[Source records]
━━━━━━━━━━━━━━━━━━━━━━━━━━━━━━
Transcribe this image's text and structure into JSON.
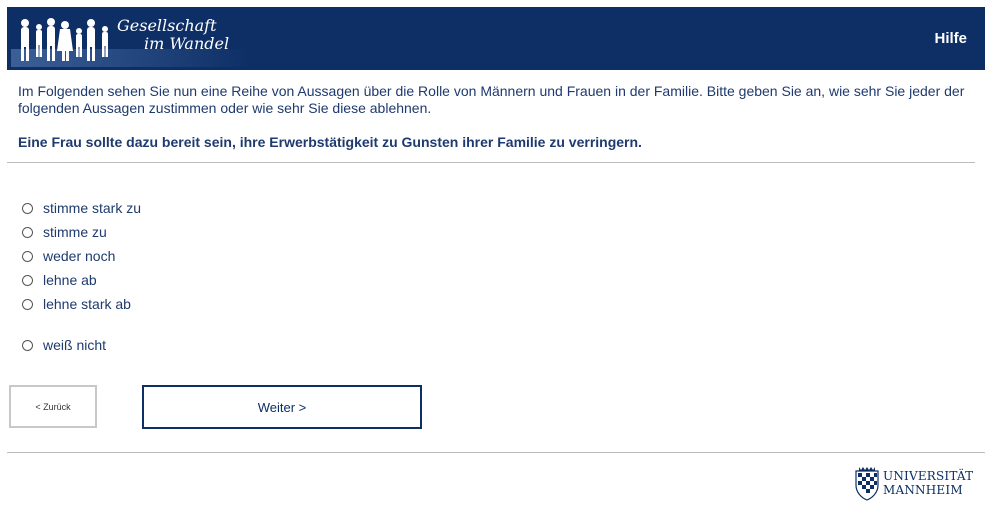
{
  "header": {
    "logo_line1": "Gesellschaft",
    "logo_line2": "im Wandel",
    "help_label": "Hilfe"
  },
  "intro": "Im Folgenden sehen Sie nun eine Reihe von Aussagen über die Rolle von Männern und Frauen in der Familie. Bitte geben Sie an, wie sehr Sie jeder der folgenden Aussagen zustimmen oder wie sehr Sie diese ablehnen.",
  "question": "Eine Frau sollte dazu bereit sein, ihre Erwerbstätigkeit zu Gunsten ihrer Familie zu verringern.",
  "options": [
    {
      "label": "stimme stark zu"
    },
    {
      "label": "stimme zu"
    },
    {
      "label": "weder noch"
    },
    {
      "label": "lehne ab"
    },
    {
      "label": "lehne stark ab"
    },
    {
      "label": "weiß nicht"
    }
  ],
  "nav": {
    "back_label": "< Zurück",
    "next_label": "Weiter >"
  },
  "footer": {
    "uni_line1": "UNIVERSITÄT",
    "uni_line2": "MANNHEIM"
  },
  "colors": {
    "header_bg": "#0d2f66",
    "text": "#1e3a6e"
  }
}
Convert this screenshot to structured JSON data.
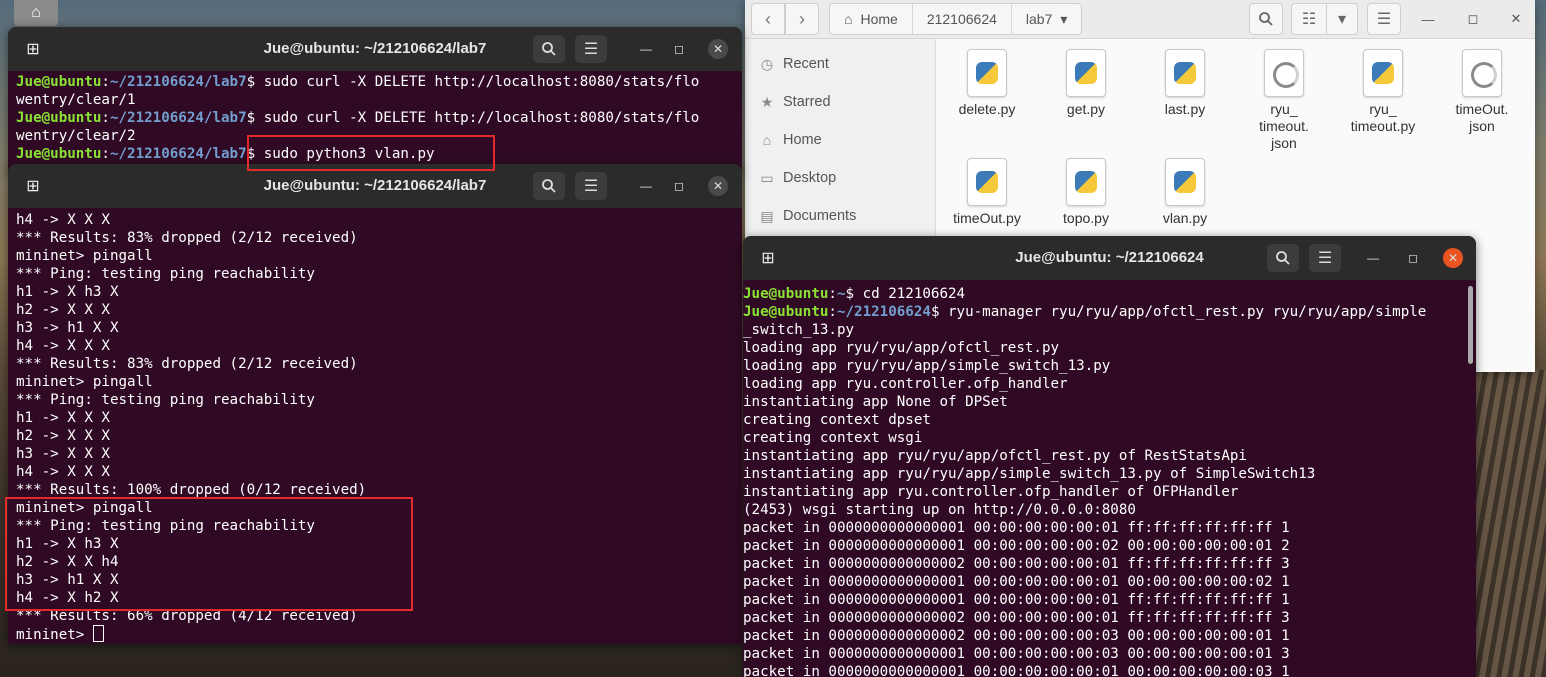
{
  "desktop": {
    "home_icon": "home-icon"
  },
  "term1": {
    "title": "Jue@ubuntu: ~/212106624/lab7",
    "lines": [
      [
        [
          "u",
          "Jue@ubuntu"
        ],
        [
          "t",
          ":"
        ],
        [
          "p",
          "~/212106624/lab7"
        ],
        [
          "t",
          "$ sudo curl -X DELETE http://localhost:8080/stats/flo"
        ]
      ],
      [
        [
          "t",
          "wentry/clear/1"
        ]
      ],
      [
        [
          "u",
          "Jue@ubuntu"
        ],
        [
          "t",
          ":"
        ],
        [
          "p",
          "~/212106624/lab7"
        ],
        [
          "t",
          "$ sudo curl -X DELETE http://localhost:8080/stats/flo"
        ]
      ],
      [
        [
          "t",
          "wentry/clear/2"
        ]
      ],
      [
        [
          "u",
          "Jue@ubuntu"
        ],
        [
          "t",
          ":"
        ],
        [
          "p",
          "~/212106624/lab7"
        ],
        [
          "t",
          "$ sudo python3 vlan.py"
        ]
      ]
    ]
  },
  "term2": {
    "title": "Jue@ubuntu: ~/212106624/lab7",
    "lines": [
      "h4 -> X X X",
      "*** Results: 83% dropped (2/12 received)",
      "mininet> pingall",
      "*** Ping: testing ping reachability",
      "h1 -> X h3 X",
      "h2 -> X X X",
      "h3 -> h1 X X",
      "h4 -> X X X",
      "*** Results: 83% dropped (2/12 received)",
      "mininet> pingall",
      "*** Ping: testing ping reachability",
      "h1 -> X X X",
      "h2 -> X X X",
      "h3 -> X X X",
      "h4 -> X X X",
      "*** Results: 100% dropped (0/12 received)",
      "mininet> pingall",
      "*** Ping: testing ping reachability",
      "h1 -> X h3 X",
      "h2 -> X X h4",
      "h3 -> h1 X X",
      "h4 -> X h2 X",
      "*** Results: 66% dropped (4/12 received)"
    ],
    "prompt": "mininet> "
  },
  "term3": {
    "title": "Jue@ubuntu: ~/212106624",
    "lines": [
      [
        [
          "u",
          "Jue@ubuntu"
        ],
        [
          "t",
          ":"
        ],
        [
          "p",
          "~"
        ],
        [
          "t",
          "$ cd 212106624"
        ]
      ],
      [
        [
          "u",
          "Jue@ubuntu"
        ],
        [
          "t",
          ":"
        ],
        [
          "p",
          "~/212106624"
        ],
        [
          "t",
          "$ ryu-manager ryu/ryu/app/ofctl_rest.py ryu/ryu/app/simple"
        ]
      ],
      [
        [
          "t",
          "_switch_13.py"
        ]
      ],
      [
        [
          "t",
          "loading app ryu/ryu/app/ofctl_rest.py"
        ]
      ],
      [
        [
          "t",
          "loading app ryu/ryu/app/simple_switch_13.py"
        ]
      ],
      [
        [
          "t",
          "loading app ryu.controller.ofp_handler"
        ]
      ],
      [
        [
          "t",
          "instantiating app None of DPSet"
        ]
      ],
      [
        [
          "t",
          "creating context dpset"
        ]
      ],
      [
        [
          "t",
          "creating context wsgi"
        ]
      ],
      [
        [
          "t",
          "instantiating app ryu/ryu/app/ofctl_rest.py of RestStatsApi"
        ]
      ],
      [
        [
          "t",
          "instantiating app ryu/ryu/app/simple_switch_13.py of SimpleSwitch13"
        ]
      ],
      [
        [
          "t",
          "instantiating app ryu.controller.ofp_handler of OFPHandler"
        ]
      ],
      [
        [
          "t",
          "(2453) wsgi starting up on http://0.0.0.0:8080"
        ]
      ],
      [
        [
          "t",
          "packet in 0000000000000001 00:00:00:00:00:01 ff:ff:ff:ff:ff:ff 1"
        ]
      ],
      [
        [
          "t",
          "packet in 0000000000000001 00:00:00:00:00:02 00:00:00:00:00:01 2"
        ]
      ],
      [
        [
          "t",
          "packet in 0000000000000002 00:00:00:00:00:01 ff:ff:ff:ff:ff:ff 3"
        ]
      ],
      [
        [
          "t",
          "packet in 0000000000000001 00:00:00:00:00:01 00:00:00:00:00:02 1"
        ]
      ],
      [
        [
          "t",
          "packet in 0000000000000001 00:00:00:00:00:01 ff:ff:ff:ff:ff:ff 1"
        ]
      ],
      [
        [
          "t",
          "packet in 0000000000000002 00:00:00:00:00:01 ff:ff:ff:ff:ff:ff 3"
        ]
      ],
      [
        [
          "t",
          "packet in 0000000000000002 00:00:00:00:00:03 00:00:00:00:00:01 1"
        ]
      ],
      [
        [
          "t",
          "packet in 0000000000000001 00:00:00:00:00:03 00:00:00:00:00:01 3"
        ]
      ],
      [
        [
          "t",
          "packet in 0000000000000001 00:00:00:00:00:01 00:00:00:00:00:03 1"
        ]
      ]
    ]
  },
  "files": {
    "breadcrumbs": [
      "Home",
      "212106624",
      "lab7"
    ],
    "sidebar": [
      "Recent",
      "Starred",
      "Home",
      "Desktop",
      "Documents"
    ],
    "items": [
      {
        "name": "delete.py",
        "kind": "py"
      },
      {
        "name": "get.py",
        "kind": "py"
      },
      {
        "name": "last.py",
        "kind": "py"
      },
      {
        "name": "ryu_\ntimeout.\njson",
        "kind": "json"
      },
      {
        "name": "ryu_\ntimeout.py",
        "kind": "py"
      },
      {
        "name": "timeOut.\njson",
        "kind": "json"
      },
      {
        "name": "timeOut.py",
        "kind": "py"
      },
      {
        "name": "topo.py",
        "kind": "py"
      },
      {
        "name": "vlan.py",
        "kind": "py"
      }
    ]
  }
}
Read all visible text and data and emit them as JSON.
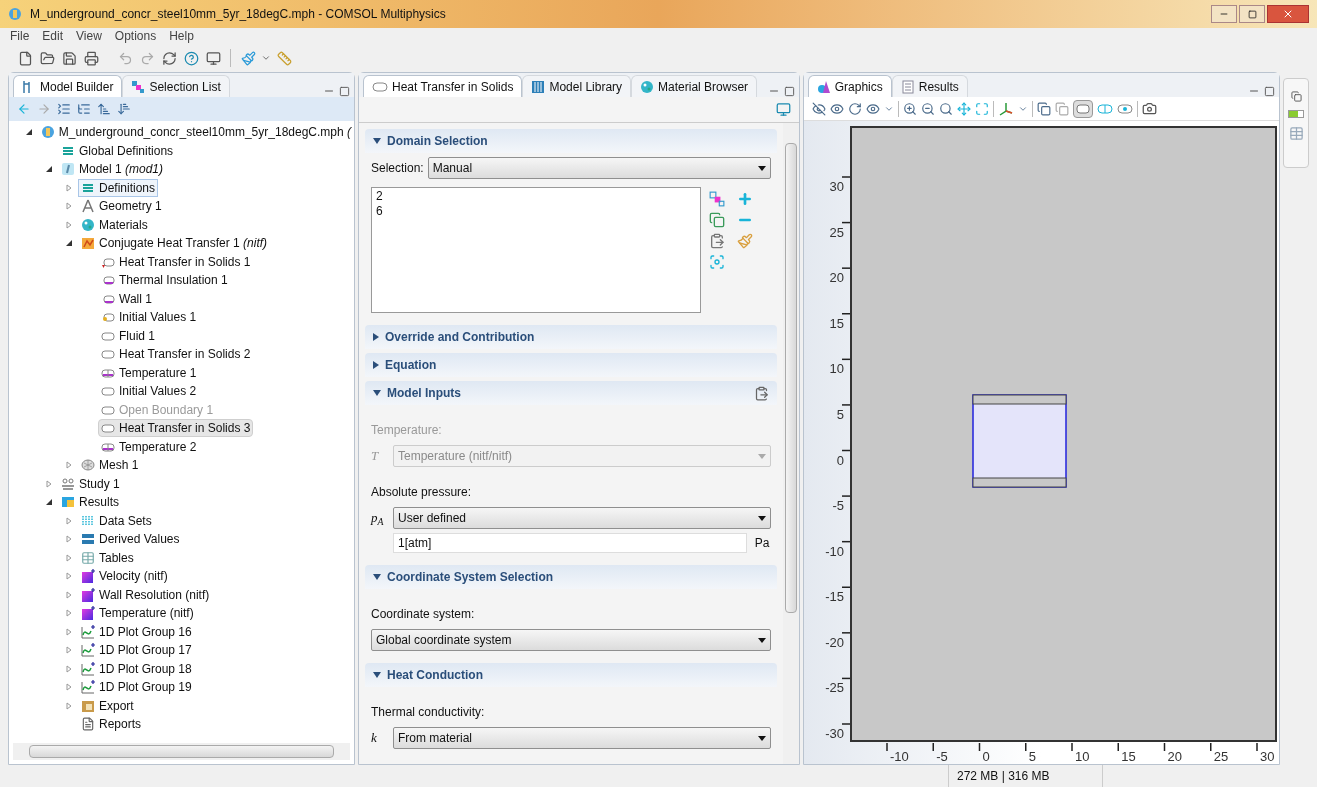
{
  "window": {
    "title": "M_underground_concr_steel10mm_5yr_18degC.mph - COMSOL Multiphysics"
  },
  "menu": [
    "File",
    "Edit",
    "View",
    "Options",
    "Help"
  ],
  "model_tree": {
    "tabs": [
      {
        "label": "Model Builder",
        "kind": "builder",
        "selected": true
      },
      {
        "label": "Selection List",
        "kind": "selection",
        "selected": false
      }
    ],
    "items": [
      {
        "label": "M_underground_concr_steel10mm_5yr_18degC.mph *(*",
        "kind": "file",
        "expanded": true,
        "selected": false,
        "focused": false,
        "disabled": false,
        "children": [
          {
            "label": "Global Definitions",
            "kind": "definitions",
            "selected": false,
            "focused": false,
            "disabled": false
          },
          {
            "label": "Model 1 *(mod1)*",
            "kind": "model",
            "expanded": true,
            "selected": false,
            "focused": false,
            "disabled": false,
            "children": [
              {
                "label": "Definitions",
                "kind": "definitions",
                "expanded": false,
                "selected": false,
                "focused": true,
                "disabled": false
              },
              {
                "label": "Geometry 1",
                "kind": "geometry",
                "expanded": false,
                "selected": false,
                "focused": false,
                "disabled": false
              },
              {
                "label": "Materials",
                "kind": "materials",
                "expanded": false,
                "selected": false,
                "focused": false,
                "disabled": false
              },
              {
                "label": "Conjugate Heat Transfer 1 *(nitf)*",
                "kind": "physics",
                "expanded": true,
                "selected": false,
                "focused": false,
                "disabled": false,
                "children": [
                  {
                    "label": "Heat Transfer in Solids 1",
                    "kind": "default-domain",
                    "selected": false,
                    "focused": false,
                    "disabled": false
                  },
                  {
                    "label": "Thermal Insulation 1",
                    "kind": "default-boundary",
                    "selected": false,
                    "focused": false,
                    "disabled": false
                  },
                  {
                    "label": "Wall 1",
                    "kind": "default-boundary",
                    "selected": false,
                    "focused": false,
                    "disabled": false
                  },
                  {
                    "label": "Initial Values 1",
                    "kind": "default-init",
                    "selected": false,
                    "focused": false,
                    "disabled": false
                  },
                  {
                    "label": "Fluid 1",
                    "kind": "domain",
                    "selected": false,
                    "focused": false,
                    "disabled": false
                  },
                  {
                    "label": "Heat Transfer in Solids 2",
                    "kind": "domain",
                    "selected": false,
                    "focused": false,
                    "disabled": false
                  },
                  {
                    "label": "Temperature 1",
                    "kind": "boundary",
                    "selected": false,
                    "focused": false,
                    "disabled": false
                  },
                  {
                    "label": "Initial Values 2",
                    "kind": "domain",
                    "selected": false,
                    "focused": false,
                    "disabled": false
                  },
                  {
                    "label": "Open Boundary 1",
                    "kind": "domain",
                    "selected": false,
                    "focused": false,
                    "disabled": true
                  },
                  {
                    "label": "Heat Transfer in Solids 3",
                    "kind": "domain",
                    "selected": true,
                    "focused": false,
                    "disabled": false
                  },
                  {
                    "label": "Temperature 2",
                    "kind": "boundary",
                    "selected": false,
                    "focused": false,
                    "disabled": false
                  }
                ]
              },
              {
                "label": "Mesh 1",
                "kind": "mesh",
                "expanded": false,
                "selected": false,
                "focused": false,
                "disabled": false
              }
            ]
          },
          {
            "label": "Study 1",
            "kind": "study",
            "expanded": false,
            "selected": false,
            "focused": false,
            "disabled": false
          },
          {
            "label": "Results",
            "kind": "results",
            "expanded": true,
            "selected": false,
            "focused": false,
            "disabled": false,
            "children": [
              {
                "label": "Data Sets",
                "kind": "datasets",
                "expanded": false,
                "selected": false,
                "focused": false,
                "disabled": false
              },
              {
                "label": "Derived Values",
                "kind": "derived",
                "expanded": false,
                "selected": false,
                "focused": false,
                "disabled": false
              },
              {
                "label": "Tables",
                "kind": "tables",
                "expanded": false,
                "selected": false,
                "focused": false,
                "disabled": false
              },
              {
                "label": "Velocity (nitf)",
                "kind": "plot2d",
                "expanded": false,
                "selected": false,
                "focused": false,
                "disabled": false
              },
              {
                "label": "Wall Resolution (nitf)",
                "kind": "plot2d",
                "expanded": false,
                "selected": false,
                "focused": false,
                "disabled": false
              },
              {
                "label": "Temperature (nitf)",
                "kind": "plot2d",
                "expanded": false,
                "selected": false,
                "focused": false,
                "disabled": false
              },
              {
                "label": "1D Plot Group 16",
                "kind": "plot1d",
                "expanded": false,
                "selected": false,
                "focused": false,
                "disabled": false
              },
              {
                "label": "1D Plot Group 17",
                "kind": "plot1d",
                "expanded": false,
                "selected": false,
                "focused": false,
                "disabled": false
              },
              {
                "label": "1D Plot Group 18",
                "kind": "plot1d",
                "expanded": false,
                "selected": false,
                "focused": false,
                "disabled": false
              },
              {
                "label": "1D Plot Group 19",
                "kind": "plot1d",
                "expanded": false,
                "selected": false,
                "focused": false,
                "disabled": false
              },
              {
                "label": "Export",
                "kind": "export",
                "expanded": false,
                "selected": false,
                "focused": false,
                "disabled": false
              },
              {
                "label": "Reports",
                "kind": "reports",
                "selected": false,
                "focused": false,
                "disabled": false
              }
            ]
          }
        ]
      }
    ]
  },
  "settings": {
    "tabs": [
      {
        "label": "Heat Transfer in Solids",
        "kind": "feature",
        "selected": true
      },
      {
        "label": "Model Library",
        "kind": "library",
        "selected": false
      },
      {
        "label": "Material Browser",
        "kind": "materials",
        "selected": false
      }
    ],
    "sections": [
      {
        "title": "Domain Selection",
        "expanded": true,
        "fields": [
          {
            "kind": "select",
            "label": "Selection:",
            "value": "Manual",
            "disabled": false
          },
          {
            "kind": "list",
            "items": [
              "2",
              "6"
            ]
          }
        ]
      },
      {
        "title": "Override and Contribution",
        "expanded": false
      },
      {
        "title": "Equation",
        "expanded": false
      },
      {
        "title": "Model Inputs",
        "expanded": true,
        "fields": [
          {
            "kind": "caption",
            "text": "Temperature:",
            "disabled": true
          },
          {
            "kind": "select",
            "symbol": "T",
            "value": "Temperature (nitf/nitf)",
            "disabled": true
          },
          {
            "kind": "caption",
            "text": "Absolute pressure:",
            "disabled": false
          },
          {
            "kind": "select",
            "symbol": "p$_{A}$",
            "value": "User defined",
            "disabled": false
          },
          {
            "kind": "input",
            "value": "1[atm]",
            "unit": "Pa"
          }
        ]
      },
      {
        "title": "Coordinate System Selection",
        "expanded": true,
        "fields": [
          {
            "kind": "caption",
            "text": "Coordinate system:",
            "disabled": false
          },
          {
            "kind": "select",
            "value": "Global coordinate system",
            "disabled": false
          }
        ]
      },
      {
        "title": "Heat Conduction",
        "expanded": true,
        "fields": [
          {
            "kind": "caption",
            "text": "Thermal conductivity:",
            "disabled": false
          },
          {
            "kind": "select",
            "symbol": "k",
            "value": "From material",
            "disabled": false
          }
        ]
      }
    ]
  },
  "graphics": {
    "tabs": [
      {
        "label": "Graphics",
        "kind": "graphics",
        "selected": true
      },
      {
        "label": "Results",
        "kind": "results",
        "selected": false
      }
    ],
    "y_ticks": [
      "30",
      "25",
      "20",
      "15",
      "10",
      "5",
      "0",
      "-5",
      "-10",
      "-15",
      "-20",
      "-25",
      "-30"
    ],
    "x_ticks": [
      "-10",
      "-5",
      "0",
      "5",
      "10",
      "15",
      "20",
      "25",
      "30"
    ]
  },
  "status_bar": {
    "memory": "272 MB | 316 MB"
  }
}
━━━━━━━━━━━━━━━━━━━━━━━━━━━━━━
▶ [Set task]:
Select all lines in the listing that include the word "Transfer".

▶ [Full response]:
                "label": "Conjugate Heat Transfer 1 *(nitf)*",
                    "label": "Heat Transfer in Solids 1",
                    "label": "Heat Transfer in Solids 2",
                    "label": "Heat Transfer in Solids 3",
        "label": "Heat Transfer in Solids",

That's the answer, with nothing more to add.